Description of the task. Can the data below be set down again exactly, line for line?

· · ·

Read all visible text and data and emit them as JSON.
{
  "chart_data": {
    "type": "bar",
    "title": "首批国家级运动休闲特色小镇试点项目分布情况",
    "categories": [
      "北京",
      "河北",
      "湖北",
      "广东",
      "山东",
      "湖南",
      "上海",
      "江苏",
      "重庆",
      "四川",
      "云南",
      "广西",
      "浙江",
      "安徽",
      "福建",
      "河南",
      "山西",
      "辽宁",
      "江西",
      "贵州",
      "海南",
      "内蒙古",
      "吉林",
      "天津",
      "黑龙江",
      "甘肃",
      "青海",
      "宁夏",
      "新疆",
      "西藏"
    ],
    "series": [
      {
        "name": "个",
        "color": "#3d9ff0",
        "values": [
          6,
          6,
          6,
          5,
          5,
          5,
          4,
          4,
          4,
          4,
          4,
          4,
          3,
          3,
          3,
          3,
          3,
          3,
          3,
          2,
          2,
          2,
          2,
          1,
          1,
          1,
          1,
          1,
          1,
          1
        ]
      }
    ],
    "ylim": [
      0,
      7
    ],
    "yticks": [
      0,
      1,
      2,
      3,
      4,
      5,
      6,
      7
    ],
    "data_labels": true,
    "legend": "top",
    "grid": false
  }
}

· · ·

Output for this exercise.
Read all visible text and data and emit them as JSON.
{
  "chart_data": {
    "type": "bar",
    "title": "首批国家级运动休闲特色小镇试点项目分布情况",
    "categories": [
      "北京",
      "河北",
      "湖北",
      "广东",
      "山东",
      "湖南",
      "上海",
      "江苏",
      "重庆",
      "四川",
      "云南",
      "广西",
      "浙江",
      "安徽",
      "福建",
      "河南",
      "山西",
      "辽宁",
      "江西",
      "贵州",
      "海南",
      "内蒙古",
      "吉林",
      "天津",
      "黑龙江",
      "甘肃",
      "青海",
      "宁夏",
      "新疆",
      "西藏"
    ],
    "series": [
      {
        "name": "个",
        "color": "#3d9ff0",
        "values": [
          6,
          6,
          6,
          5,
          5,
          5,
          4,
          4,
          4,
          4,
          4,
          4,
          3,
          3,
          3,
          3,
          3,
          3,
          3,
          2,
          2,
          2,
          2,
          1,
          1,
          1,
          1,
          1,
          1,
          1
        ]
      }
    ],
    "ylim": [
      0,
      7
    ],
    "yticks": [
      0,
      1,
      2,
      3,
      4,
      5,
      6,
      7
    ],
    "data_labels": true,
    "legend": "top",
    "grid": false
  }
}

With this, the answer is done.